#### Data section ####

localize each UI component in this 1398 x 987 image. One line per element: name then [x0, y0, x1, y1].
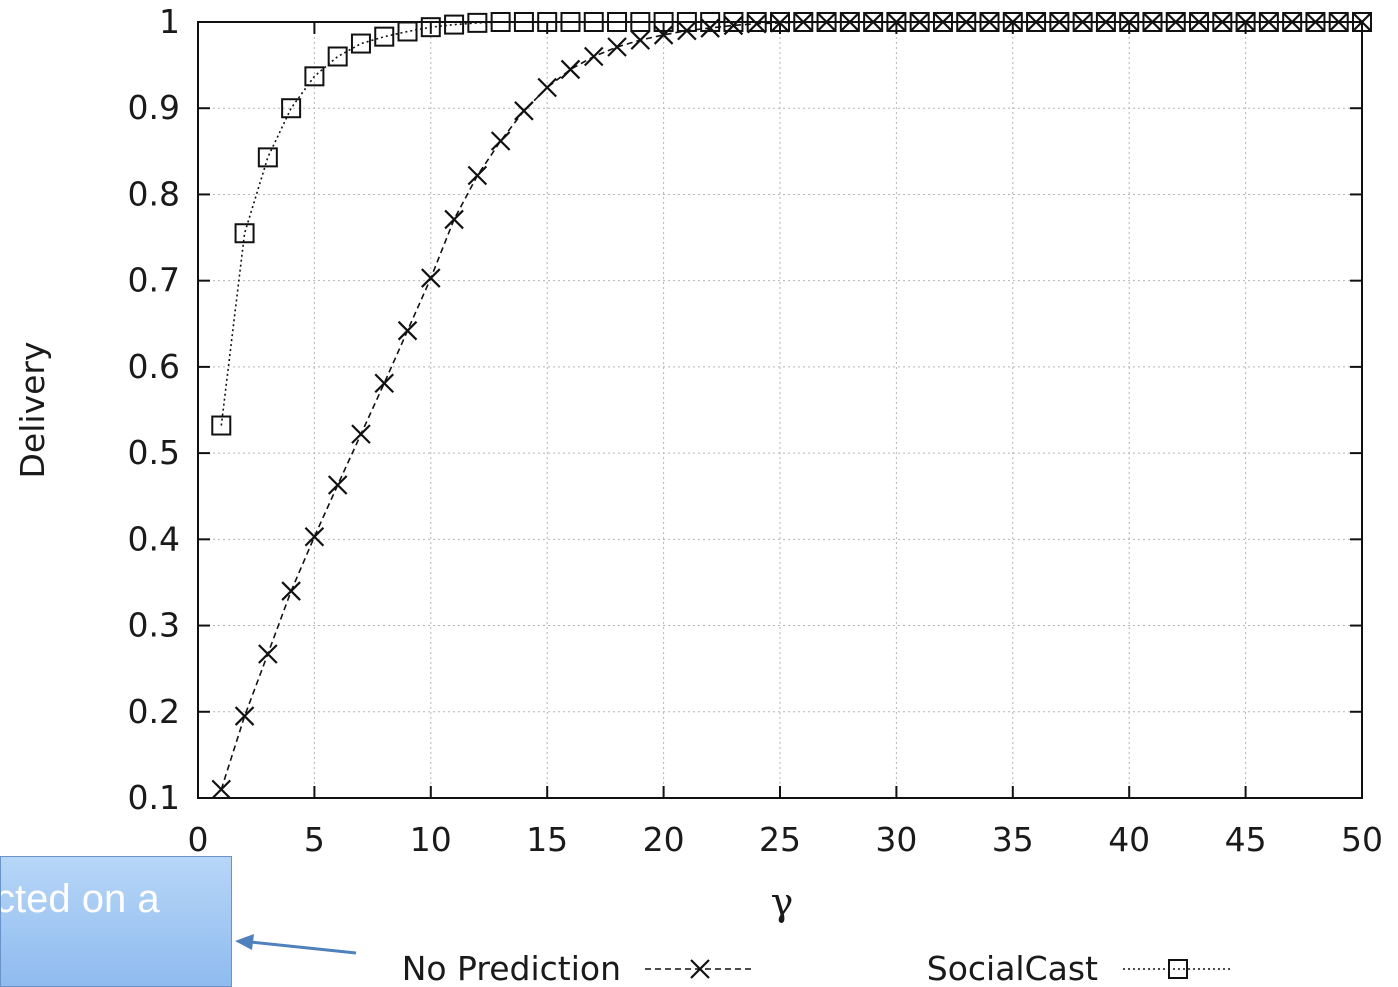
y-axis-title: Delivery — [13, 342, 52, 479]
x-tick-label: 0 — [188, 820, 209, 859]
x-tick-label: 35 — [992, 820, 1034, 859]
tick-marks — [197, 21, 1363, 799]
data-point — [234, 706, 255, 726]
series-line — [220, 21, 1362, 790]
data-point — [327, 475, 348, 495]
data-point — [281, 581, 301, 601]
y-tick-label: 0.9 — [128, 88, 180, 127]
y-tick-label: 0.2 — [128, 692, 180, 731]
x-axis-title: γ — [771, 880, 794, 924]
y-tick-label: 0.4 — [128, 519, 180, 558]
data-point — [351, 424, 371, 444]
data-point — [374, 373, 395, 394]
data-point — [746, 13, 767, 34]
data-point — [560, 59, 581, 80]
x-tick-label: 45 — [1225, 820, 1267, 859]
data-point — [537, 77, 557, 98]
x-tick-label: 20 — [643, 820, 685, 859]
data-point — [490, 131, 511, 151]
data-point — [444, 209, 464, 230]
legend: No Prediction SocialCast — [402, 949, 1233, 987]
data-point — [444, 14, 465, 35]
y-tick-label: 0.1 — [128, 778, 180, 817]
legend-marker — [1168, 959, 1188, 979]
legend-sample-socialcast — [1123, 959, 1233, 979]
series-layer — [211, 12, 1372, 800]
data-point — [350, 33, 371, 54]
data-point — [630, 30, 651, 50]
series-line — [220, 21, 1362, 426]
data-point — [583, 46, 604, 67]
data-point — [258, 644, 278, 664]
y-tick-label: 1 — [159, 2, 180, 41]
y-tick-label: 0.5 — [128, 433, 180, 472]
legend-label-no-prediction: No Prediction — [402, 949, 621, 987]
data-point — [234, 223, 255, 244]
data-point — [653, 25, 674, 45]
data-point — [304, 66, 325, 87]
data-point — [211, 415, 232, 436]
x-tick-label: 5 — [304, 820, 325, 859]
data-point — [421, 268, 441, 288]
data-point — [374, 26, 395, 47]
data-point — [327, 46, 348, 67]
y-tick-labels: 0.1 0.2 0.3 0.4 0.5 0.6 0.7 0.8 0.9 1 — [128, 2, 180, 817]
data-point — [281, 98, 302, 119]
data-point — [304, 526, 325, 547]
grid-lines — [198, 22, 1362, 798]
data-point — [397, 320, 418, 341]
y-tick-label: 0.3 — [128, 606, 180, 645]
x-tick-label: 30 — [875, 820, 917, 859]
legend-sample-no-prediction — [645, 959, 755, 979]
y-tick-label: 0.6 — [128, 347, 180, 386]
data-point — [467, 165, 488, 186]
legend-marker — [690, 959, 710, 979]
data-point — [514, 101, 534, 121]
callout-arrow — [235, 934, 357, 955]
legend-label-socialcast: SocialCast — [927, 949, 1098, 987]
y-tick-label: 0.7 — [128, 261, 180, 300]
callout-box: cted on a — [0, 856, 232, 987]
x-tick-label: 15 — [526, 820, 568, 859]
x-tick-label: 25 — [759, 820, 801, 859]
y-tick-label: 0.8 — [128, 174, 180, 213]
x-tick-label: 40 — [1108, 820, 1150, 859]
data-point — [397, 21, 418, 42]
series-1 — [211, 12, 1372, 436]
callout-text: cted on a — [0, 877, 160, 921]
x-tick-label: 50 — [1341, 820, 1383, 859]
data-point — [211, 779, 232, 800]
data-point — [607, 37, 627, 57]
data-point — [257, 147, 278, 168]
x-tick-label: 10 — [410, 820, 452, 859]
x-tick-labels: 0 5 10 15 20 25 30 35 40 45 50 — [188, 820, 1384, 859]
series-0 — [211, 12, 1372, 800]
data-point — [420, 17, 441, 38]
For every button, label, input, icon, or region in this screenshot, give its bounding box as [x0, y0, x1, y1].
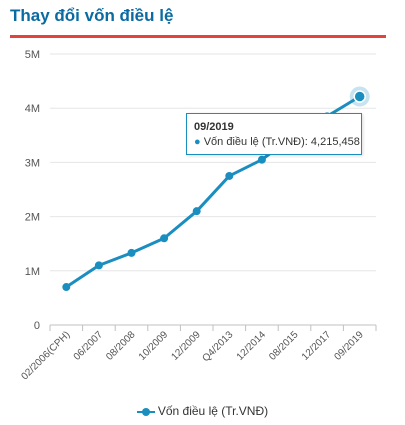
y-tick-label: 2M [25, 212, 40, 224]
x-tick-label: Q4/2013 [201, 329, 236, 364]
data-point [160, 234, 169, 243]
tooltip-series-label: Vốn điều lệ (Tr.VNĐ): [203, 136, 308, 148]
title-divider [10, 35, 386, 38]
tooltip-bullet: ● [194, 136, 201, 148]
tooltip-date: 09/2019 [194, 121, 234, 133]
x-tick-label: 12/2017 [300, 329, 334, 363]
y-tick-label: 4M [25, 103, 40, 115]
x-tick-label: 12/2014 [235, 329, 269, 363]
data-point [127, 248, 136, 257]
x-tick-label: 08/2015 [267, 329, 301, 363]
data-point [257, 155, 266, 164]
data-point [192, 207, 201, 216]
data-point [62, 283, 71, 292]
x-tick-label: 10/2009 [137, 329, 171, 363]
x-tick-label: 09/2019 [332, 329, 366, 363]
chart-legend[interactable]: Vốn điều lệ (Tr.VNĐ) [0, 404, 405, 418]
x-tick-label: 12/2009 [169, 329, 203, 363]
data-point [225, 171, 234, 180]
y-tick-label: 3M [25, 157, 40, 169]
tooltip-value: 4,215,458 [310, 136, 360, 148]
data-tooltip: 09/2019 ● Vốn điều lệ (Tr.VNĐ): 4,215,45… [186, 113, 362, 155]
x-tick-label: 02/2006(CPH) [19, 329, 72, 382]
x-tick-label: 06/2007 [72, 329, 106, 363]
data-point [94, 261, 103, 270]
tooltip-value-line: ● Vốn điều lệ (Tr.VNĐ): 4,215,458 [194, 135, 360, 150]
legend-line-marker-icon [136, 407, 155, 417]
x-tick-label: 08/2008 [104, 329, 138, 363]
page-title: Thay đổi vốn điều lệ [10, 6, 174, 25]
legend-label: Vốn điều lệ (Tr.VNĐ) [157, 404, 269, 418]
y-tick-label: 1M [25, 266, 40, 278]
y-tick-label: 0 [34, 320, 40, 332]
data-point-highlighted [353, 90, 366, 103]
y-tick-label: 5M [25, 49, 40, 61]
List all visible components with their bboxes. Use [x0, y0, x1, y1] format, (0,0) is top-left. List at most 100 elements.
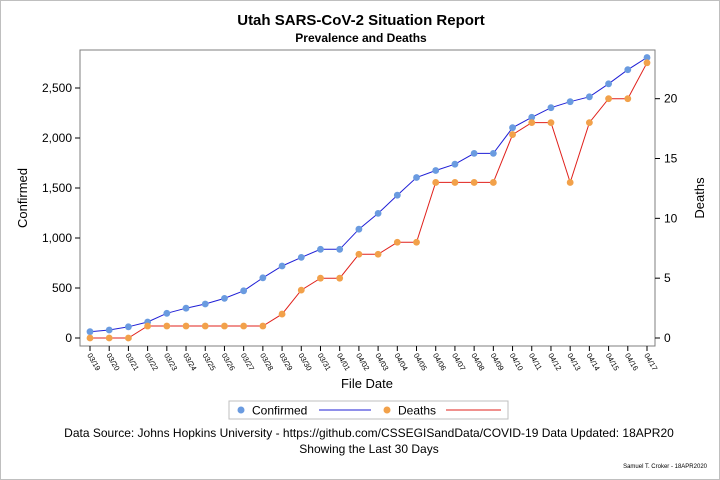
right-axis-ticks: 0 5 10 15 20	[655, 92, 678, 345]
point-confirmed-16	[393, 191, 401, 199]
point-confirmed-4	[163, 309, 171, 317]
x-tick-label-10: 03/29	[277, 352, 294, 373]
point-deaths-6	[201, 322, 209, 330]
x-tick-label-28: 04/16	[623, 352, 640, 373]
point-confirmed-0	[86, 328, 94, 336]
x-tick-label-4: 03/23	[162, 352, 179, 373]
point-confirmed-29	[643, 54, 651, 61]
point-deaths-23	[528, 119, 536, 127]
point-confirmed-17	[413, 174, 420, 181]
x-tick-label-25: 04/13	[565, 352, 582, 373]
point-confirmed-7	[221, 295, 228, 302]
legend-deaths-marker	[383, 406, 391, 414]
series-line-confirmed	[89, 57, 648, 333]
y-left-tick-label-1: 500	[52, 281, 72, 295]
point-confirmed-25	[566, 98, 574, 106]
point-deaths-4	[163, 322, 171, 330]
x-tick-label-14: 04/02	[354, 352, 371, 373]
point-deaths-24	[547, 119, 555, 127]
point-deaths-11	[297, 286, 305, 294]
x-tick-label-13: 04/01	[335, 352, 352, 373]
x-tick-label-22: 04/10	[508, 352, 525, 373]
series-points	[86, 54, 651, 342]
point-confirmed-23	[528, 113, 536, 121]
x-tick-label-19: 04/07	[450, 352, 467, 373]
point-deaths-25	[566, 179, 574, 186]
point-confirmed-14	[355, 225, 363, 233]
y-left-tick-label-3: 1,500	[42, 181, 72, 195]
point-confirmed-1	[105, 326, 113, 334]
point-confirmed-6	[201, 300, 209, 308]
left-axis-ticks: 0 500 1,000 1,500 2,000 2,500	[42, 81, 80, 345]
point-confirmed-5	[182, 304, 190, 312]
point-deaths-7	[221, 322, 228, 330]
y-right-tick-label-4: 20	[664, 92, 678, 106]
y-left-tick-label-0: 0	[65, 331, 72, 345]
point-confirmed-28	[624, 66, 632, 74]
point-deaths-2	[125, 334, 132, 342]
point-deaths-0	[86, 334, 94, 342]
x-tick-label-15: 04/03	[373, 352, 390, 373]
point-deaths-10	[278, 310, 286, 318]
footnote-window: Showing the Last 30 Days	[299, 442, 438, 456]
legend-confirmed-label: Confirmed	[252, 404, 307, 418]
x-tick-label-1: 03/20	[104, 352, 121, 373]
legend-deaths-label: Deaths	[398, 404, 436, 418]
point-confirmed-18	[432, 167, 440, 174]
x-tick-label-5: 03/24	[181, 352, 198, 373]
point-deaths-29	[643, 59, 651, 67]
x-tick-label-9: 03/28	[258, 352, 275, 373]
x-tick-label-18: 04/06	[431, 352, 448, 373]
point-deaths-5	[182, 322, 190, 330]
x-tick-label-23: 04/11	[527, 352, 544, 372]
point-confirmed-20	[470, 150, 478, 157]
point-confirmed-22	[509, 124, 516, 132]
series-lines	[89, 57, 648, 339]
x-tick-label-24: 04/12	[546, 352, 563, 373]
point-confirmed-21	[489, 150, 497, 157]
point-deaths-17	[413, 238, 420, 246]
point-deaths-27	[605, 95, 612, 103]
legend-confirmed-marker	[237, 406, 245, 414]
x-axis-ticks: 03/19 03/20 03/21 03/22 03/23 03/24 03/25 03/26…	[85, 346, 659, 372]
point-confirmed-10	[278, 262, 286, 270]
point-deaths-1	[105, 334, 113, 342]
footnote-source: Data Source: Johns Hopkins University - …	[64, 426, 674, 440]
x-tick-label-26: 04/14	[585, 352, 602, 373]
y-right-tick-label-3: 15	[664, 152, 678, 166]
point-deaths-20	[470, 179, 478, 186]
point-confirmed-2	[125, 323, 132, 331]
x-tick-label-27: 04/15	[604, 352, 621, 373]
x-axis-label: File Date	[341, 376, 393, 391]
x-tick-label-21: 04/09	[489, 352, 506, 373]
chart-title: Utah SARS-CoV-2 Situation Report	[237, 12, 485, 29]
point-confirmed-13	[336, 245, 344, 253]
point-deaths-13	[336, 274, 344, 282]
credit-note: Samuel T. Croker - 18APR2020	[623, 464, 708, 470]
x-tick-label-8: 03/27	[239, 352, 256, 373]
x-tick-label-12: 03/31	[316, 352, 333, 373]
x-tick-label-17: 04/05	[412, 352, 429, 373]
point-confirmed-11	[297, 254, 305, 261]
point-confirmed-26	[585, 93, 593, 101]
point-confirmed-24	[547, 104, 555, 112]
point-deaths-12	[317, 274, 324, 282]
y-axis-left-label: Confirmed	[15, 168, 30, 228]
y-left-tick-label-2: 1,000	[42, 231, 72, 245]
x-tick-label-0: 03/19	[85, 352, 102, 373]
y-right-tick-label-1: 5	[664, 271, 671, 285]
point-deaths-22	[509, 131, 516, 138]
point-deaths-9	[259, 322, 267, 330]
point-confirmed-15	[374, 210, 382, 217]
point-confirmed-9	[259, 274, 267, 282]
chart-subtitle: Prevalence and Deaths	[295, 31, 427, 45]
x-tick-label-11: 03/30	[297, 352, 314, 373]
point-deaths-18	[432, 179, 440, 186]
point-confirmed-8	[240, 287, 248, 295]
point-deaths-14	[355, 250, 363, 258]
y-left-tick-label-5: 2,500	[42, 81, 72, 95]
point-deaths-26	[585, 119, 593, 127]
y-left-tick-label-4: 2,000	[42, 131, 72, 145]
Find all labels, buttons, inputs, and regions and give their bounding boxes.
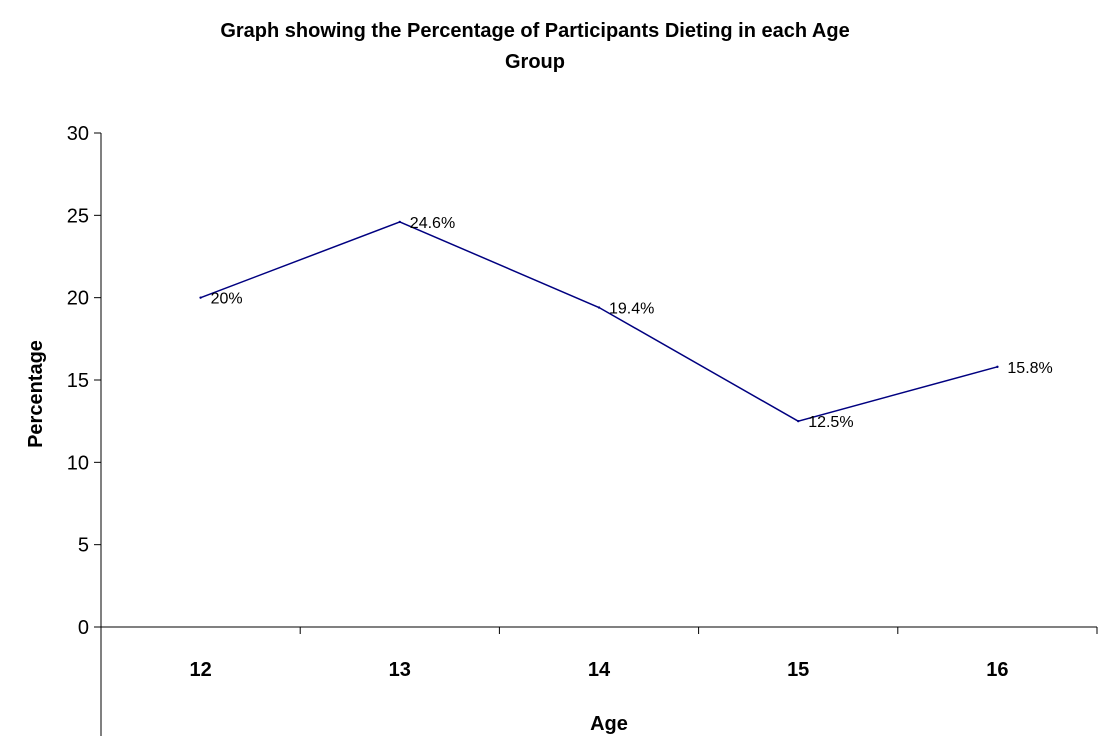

####

» What is asked: Extract, verbatim, the lines from the one containing "right-axis-ticks: 0 5" through the one containing "328, 94, 336]", both included.

» Exercise response:
right-axis-ticks: 0 5 10 15 20	[655, 92, 678, 345]
point-confirmed-16	[393, 191, 401, 199]
point-confirmed-4	[163, 309, 171, 317]
x-tick-label-10: 03/29	[277, 352, 294, 373]
point-deaths-6	[201, 322, 209, 330]
x-tick-label-28: 04/16	[623, 352, 640, 373]
point-confirmed-0	[86, 328, 94, 336]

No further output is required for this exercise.